- _Challenge_: All lines from the one containing "Read out every word on this page." through the final line of the records below should be reproduced exactly, with the pictures left out.

[Saved data entries]
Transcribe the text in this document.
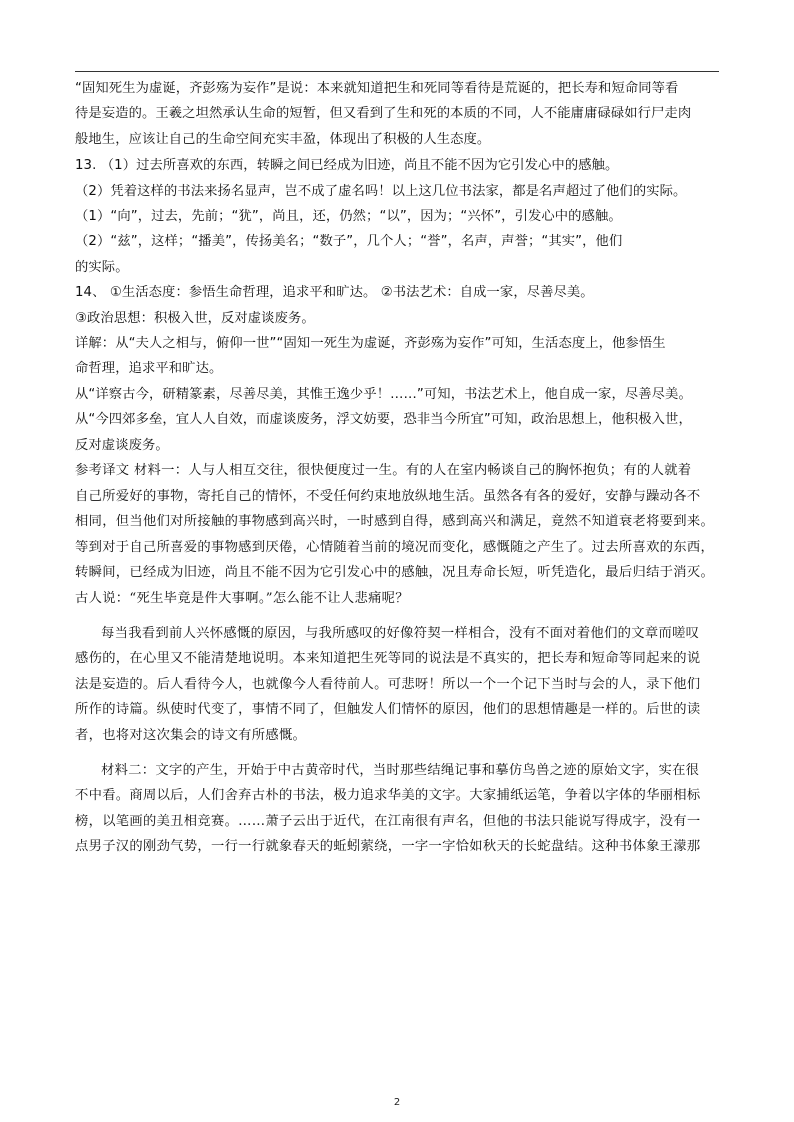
“固知死生为虚诞，齐彭殇为妄作”是说：本来就知道把生和死同等看待是荒诞的，把长寿和短命同等看

待是妄造的。王羲之坦然承认生命的短暂，但又看到了生和死的本质的不同，人不能庸庸碌碌如行尸走肉

般地生，应该让自己的生命空间充实丰盈，体现出了积极的人生态度。

13. （1）过去所喜欢的东西，转瞬之间已经成为旧迹，尚且不能不因为它引发心中的感触。

（2）凭着这样的书法来扬名显声，岂不成了虚名吗！以上这几位书法家，都是名声超过了他们的实际。

（1）“向”，过去，先前；“犹”，尚且，还，仍然；“以”，因为；“兴怀”，引发心中的感触。

（2）“兹”，这样；“播美”，传扬美名；“数子”，几个人；“誉”，名声，声誉；“其实”，他们

的实际。

14、 ①生活态度：参悟生命哲理，追求平和旷达。 ②书法艺术：自成一家，尽善尽美。

③政治思想：积极入世，反对虚谈废务。

详解：从“夫人之相与，俯仰一世”“固知一死生为虚诞，齐彭殇为妄作”可知，生活态度上，他参悟生

命哲理，追求平和旷达。

从“详察古今，研精篆素，尽善尽美，其惟王逸少乎！……”可知，书法艺术上，他自成一家，尽善尽美。

从“今四郊多垒，宜人人自效，而虚谈废务，浮文妨要，恐非当今所宜”可知，政治思想上，他积极入世，

反对虚谈废务。

参考译文 材料一：人与人相互交往，很快便度过一生。有的人在室内畅谈自己的胸怀抱负；有的人就着

自己所爱好的事物，寄托自己的情怀，不受任何约束地放纵地生活。虽然各有各的爱好，安静与躁动各不

相同，但当他们对所接触的事物感到高兴时，一时感到自得，感到高兴和满足，竟然不知道衰老将要到来。

等到对于自己所喜爱的事物感到厌倦，心情随着当前的境况而变化，感慨随之产生了。过去所喜欢的东西，

转瞬间，已经成为旧迹，尚且不能不因为它引发心中的感触，况且寿命长短，听凭造化，最后归结于消灭。

古人说：“死生毕竟是件大事啊。”怎么能不让人悲痛呢？

每当我看到前人兴怀感慨的原因，与我所感叹的好像符契一样相合，没有不面对着他们的文章而嗟叹

感伤的，在心里又不能清楚地说明。本来知道把生死等同的说法是不真实的，把长寿和短命等同起来的说

法是妄造的。后人看待今人，也就像今人看待前人。可悲呀！所以一个一个记下当时与会的人，录下他们

所作的诗篇。纵使时代变了，事情不同了，但触发人们情怀的原因，他们的思想情趣是一样的。后世的读

者，也将对这次集会的诗文有所感慨。

材料二：文字的产生，开始于中古黄帝时代，当时那些结绳记事和摹仿鸟兽之迹的原始文字，实在很

不中看。商周以后，人们舍弃古朴的书法，极力追求华美的文字。大家捕纸运笔，争着以字体的华丽相标

榜，以笔画的美丑相竞赛。……萧子云出于近代，在江南很有声名，但他的书法只能说写得成字，没有一

点男子汉的刚劲气势，一行一行就象春天的蚯蚓萦绕，一字一字恰如秋天的长蛇盘结。这种书体象王濛那

2
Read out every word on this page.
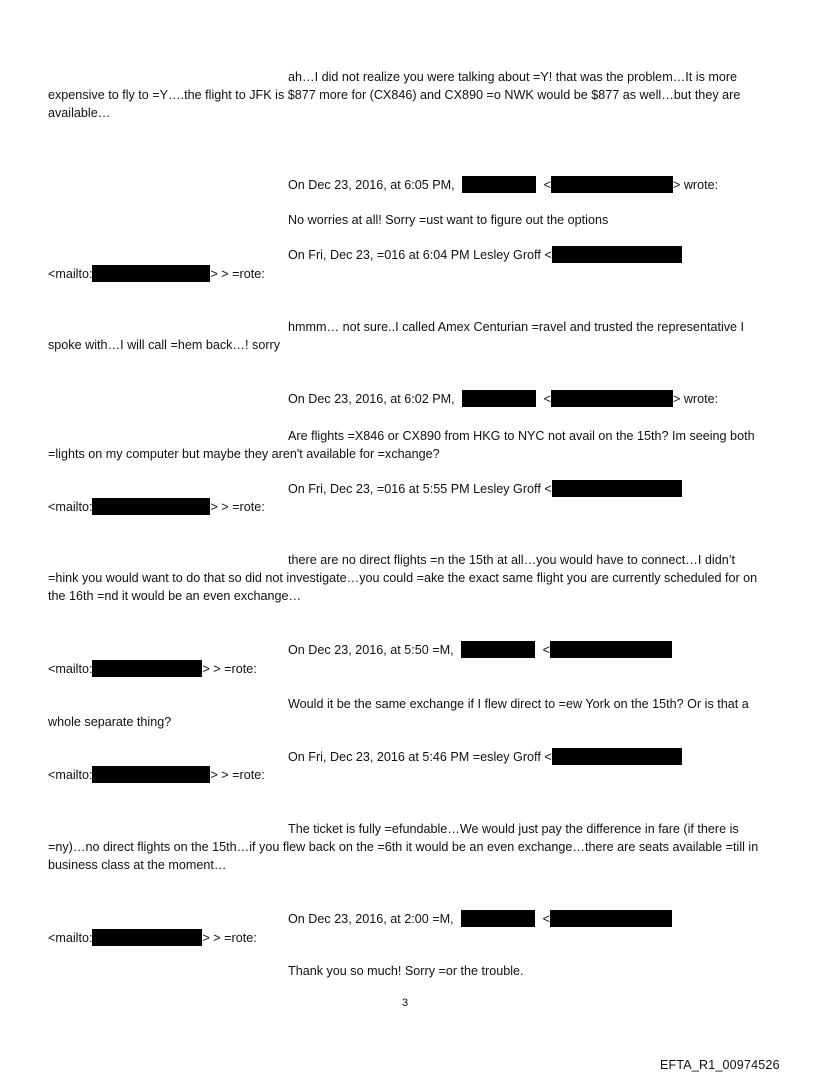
ah…I did not realize you were talking about =Y! that was the problem…It is more expensive to fly to =Y….the flight to JFK is $877 more for (CX846) and CX890 =o NWK would be $877 as well…but they are available…
On Dec 23, 2016, at 6:05 PM,	<	> wrote:
No worries at all! Sorry =ust want to figure out the options
On Fri, Dec 23, =016 at 6:04 PM Lesley Groff <
<mailto:	> > =rote:
hmmm… not sure..I called Amex Centurian =ravel and trusted the representative I spoke with…I will call =hem back…! sorry
On Dec 23, 2016, at 6:02 PM,	<	> wrote:
Are flights =X846 or CX890 from HKG to NYC not avail on the 15th? Im seeing both =lights on my computer but maybe they aren't available for =xchange?
On Fri, Dec 23, =016 at 5:55 PM Lesley Groff <
<mailto:	> > =rote:
there are no direct flights =n the 15th at all…you would have to connect…I didn’t =hink you would want to do that so did not investigate…you could =ake the exact same flight you are currently scheduled for on the 16th =nd it would be an even exchange…
On Dec 23, 2016, at 5:50 =M,	<
<mailto:	> > =rote:
Would it be the same exchange if I flew direct to =ew York on the 15th? Or is that a whole separate thing?
On Fri, Dec 23, 2016 at 5:46 PM =esley Groff <
<mailto:	> > =rote:
The ticket is fully =efundable…We would just pay the difference in fare (if there is =ny)…no direct flights on the 15th…if you flew back on the =6th it would be an even exchange…there are seats available =till in business class at the moment…
On Dec 23, 2016, at 2:00 =M,	<
<mailto:	> > =rote:
Thank you so much! Sorry =or the trouble.
3
EFTA_R1_00974526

- _Solution for this problem_:
Read out every word on this page.
ah…I did not realize you were talking about =Y! that was the problem…It is more expensive to fly to =Y….the flight to JFK is $877 more for (CX846) and CX890 =o NWK would be $877 as well…but they are available…
On Dec 23, 2016, at 6:05 PM,	<	> wrote:
No worries at all! Sorry =ust want to figure out the options
On Fri, Dec 23, =016 at 6:04 PM Lesley Groff <
<mailto:	> > =rote:
hmmm… not sure..I called Amex Centurian =ravel and trusted the representative I spoke with…I will call =hem back…! sorry
On Dec 23, 2016, at 6:02 PM,	<	> wrote:
Are flights =X846 or CX890 from HKG to NYC not avail on the 15th? Im seeing both =lights on my computer but maybe they aren't available for =xchange?
On Fri, Dec 23, =016 at 5:55 PM Lesley Groff <
<mailto:	> > =rote:
there are no direct flights =n the 15th at all…you would have to connect…I didn’t =hink you would want to do that so did not investigate…you could =ake the exact same flight you are currently scheduled for on the 16th =nd it would be an even exchange…
On Dec 23, 2016, at 5:50 =M,	<
<mailto:	> > =rote:
Would it be the same exchange if I flew direct to =ew York on the 15th? Or is that a whole separate thing?
On Fri, Dec 23, 2016 at 5:46 PM =esley Groff <
<mailto:	> > =rote:
The ticket is fully =efundable…We would just pay the difference in fare (if there is =ny)…no direct flights on the 15th…if you flew back on the =6th it would be an even exchange…there are seats available =till in business class at the moment…
On Dec 23, 2016, at 2:00 =M,	<
<mailto:	> > =rote:
Thank you so much! Sorry =or the trouble.
3
EFTA_R1_00974526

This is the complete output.